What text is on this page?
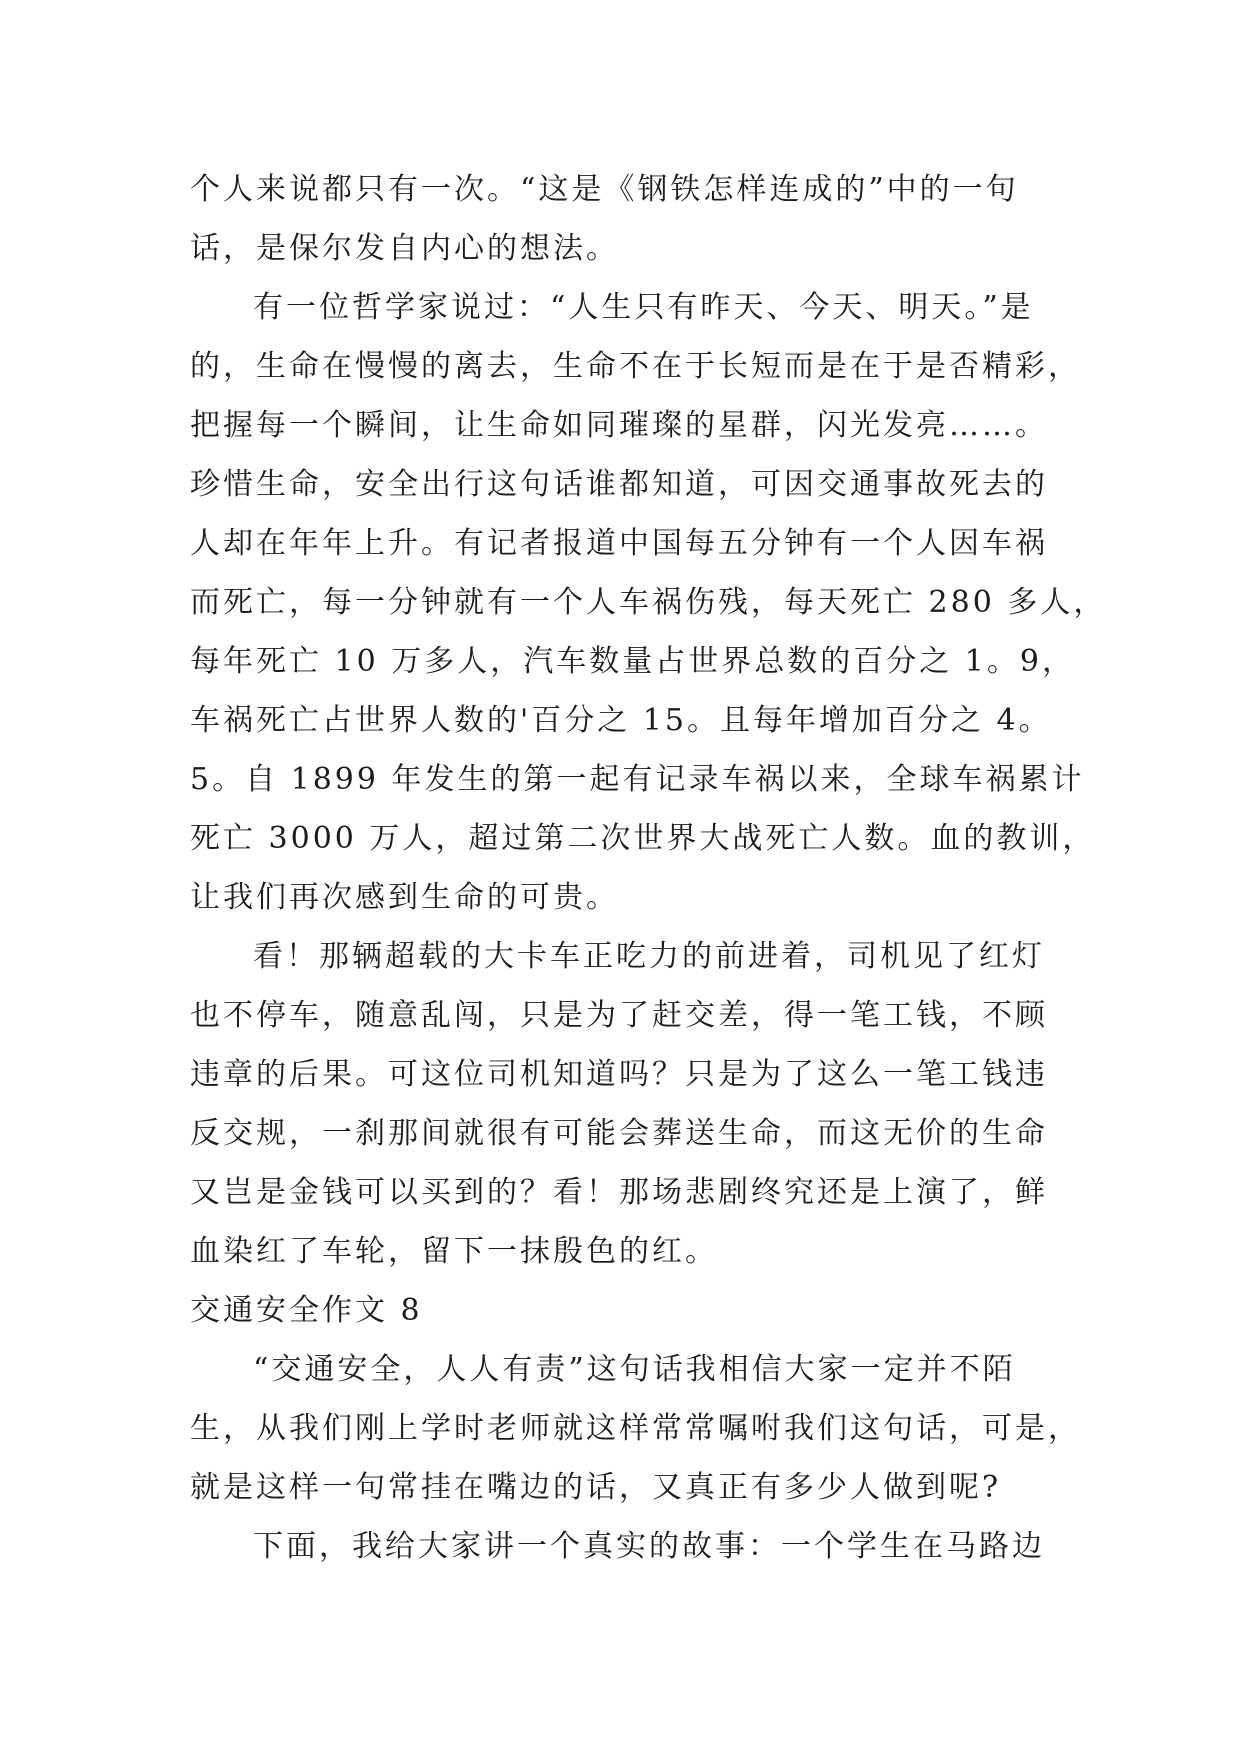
个人来说都只有一次。“这是《钢铁怎样连成的”中的一句
话，是保尔发自内心的想法。
有一位哲学家说过：“人生只有昨天、今天、明天。”是
的，生命在慢慢的离去，生命不在于长短而是在于是否精彩，
把握每一个瞬间，让生命如同璀璨的星群，闪光发亮……。
珍惜生命，安全出行这句话谁都知道，可因交通事故死去的
人却在年年上升。有记者报道中国每五分钟有一个人因车祸
而死亡，每一分钟就有一个人车祸伤残，每天死亡 280 多人，
每年死亡 10 万多人，汽车数量占世界总数的百分之 1。9，
车祸死亡占世界人数的'百分之 15。且每年增加百分之 4。
5。自 1899 年发生的第一起有记录车祸以来，全球车祸累计
死亡 3000 万人，超过第二次世界大战死亡人数。血的教训，
让我们再次感到生命的可贵。
看！那辆超载的大卡车正吃力的前进着，司机见了红灯
也不停车，随意乱闯，只是为了赶交差，得一笔工钱，不顾
违章的后果。可这位司机知道吗？只是为了这么一笔工钱违
反交规，一刹那间就很有可能会葬送生命，而这无价的生命
又岂是金钱可以买到的？看！那场悲剧终究还是上演了，鲜
血染红了车轮，留下一抹殷色的红。
交通安全作文 8
“交通安全，人人有责”这句话我相信大家一定并不陌
生，从我们刚上学时老师就这样常常嘱咐我们这句话，可是，
就是这样一句常挂在嘴边的话，又真正有多少人做到呢?
下面，我给大家讲一个真实的故事：一个学生在马路边
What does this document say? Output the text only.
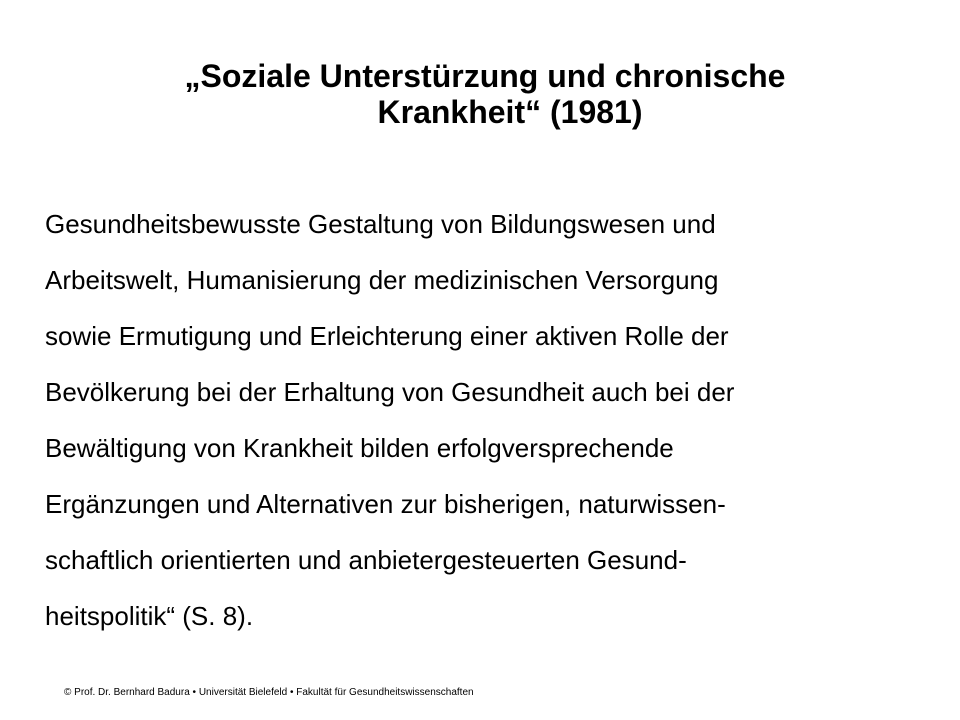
„Soziale Unterstürzung und chronische
Krankheit“ (1981)
Gesundheitsbewusste Gestaltung von Bildungswesen und
Arbeitswelt, Humanisierung der medizinischen Versorgung
sowie Ermutigung und Erleichterung einer aktiven Rolle der
Bevölkerung bei der Erhaltung von Gesundheit auch bei der
Bewältigung von Krankheit bilden erfolgversprechende
Ergänzungen und Alternativen zur bisherigen, naturwissen-
schaftlich orientierten und anbietergesteuerten Gesund-
heitspolitik“ (S. 8).

© Prof. Dr. Bernhard Badura • Universität Bielefeld • Fakultät für Gesundheitswissenschaften
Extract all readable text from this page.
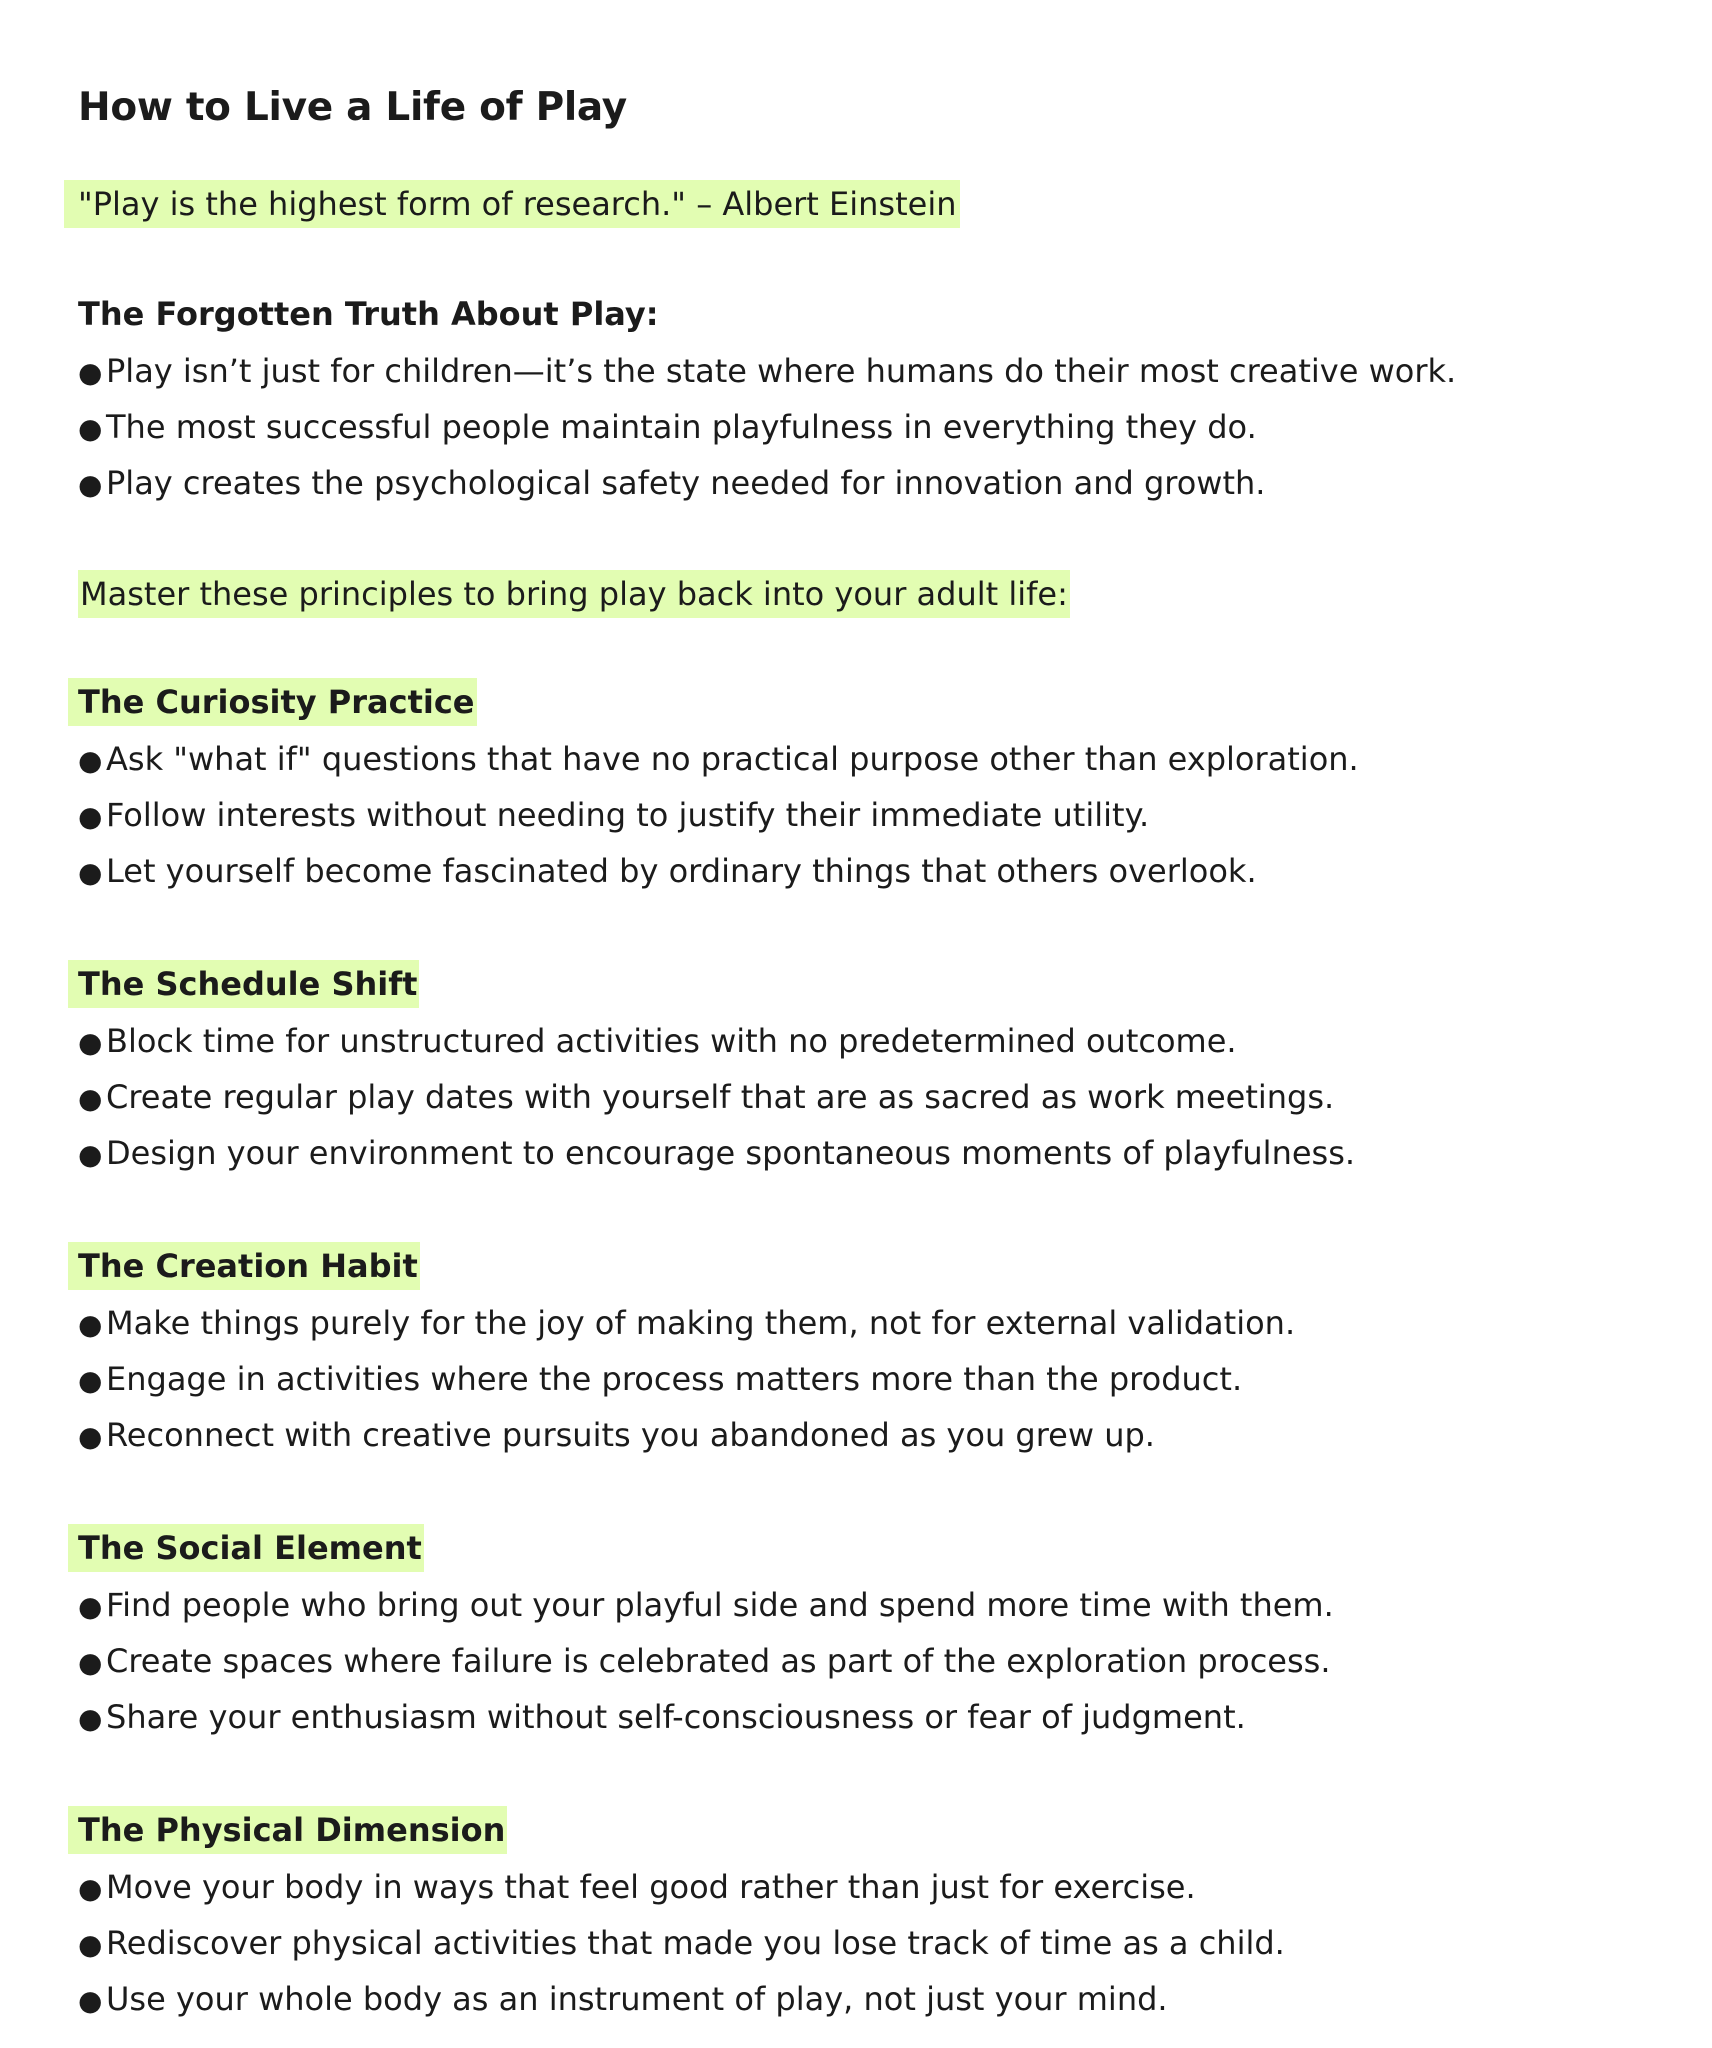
How to Live a Life of Play
"Play is the highest form of research." – Albert Einstein
The Forgotten Truth About Play:
● Play isn’t just for children—it’s the state where humans do their most creative work.
● The most successful people maintain playfulness in everything they do.
● Play creates the psychological safety needed for innovation and growth.
Master these principles to bring play back into your adult life:
The Curiosity Practice
● Ask "what if" questions that have no practical purpose other than exploration.
● Follow interests without needing to justify their immediate utility.
● Let yourself become fascinated by ordinary things that others overlook.
The Schedule Shift
● Block time for unstructured activities with no predetermined outcome.
● Create regular play dates with yourself that are as sacred as work meetings.
● Design your environment to encourage spontaneous moments of playfulness.
The Creation Habit
● Make things purely for the joy of making them, not for external validation.
● Engage in activities where the process matters more than the product.
● Reconnect with creative pursuits you abandoned as you grew up.
The Social Element
● Find people who bring out your playful side and spend more time with them.
● Create spaces where failure is celebrated as part of the exploration process.
● Share your enthusiasm without self-consciousness or fear of judgment.
The Physical Dimension
● Move your body in ways that feel good rather than just for exercise.
● Rediscover physical activities that made you lose track of time as a child.
● Use your whole body as an instrument of play, not just your mind.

☆ ☆ ☆ ☆

| To do |
Find the lines above that include the string "more" and copy them.

| Response |
● Engage in activities where the process matters more than the product.
● Find people who bring out your playful side and spend more time with them.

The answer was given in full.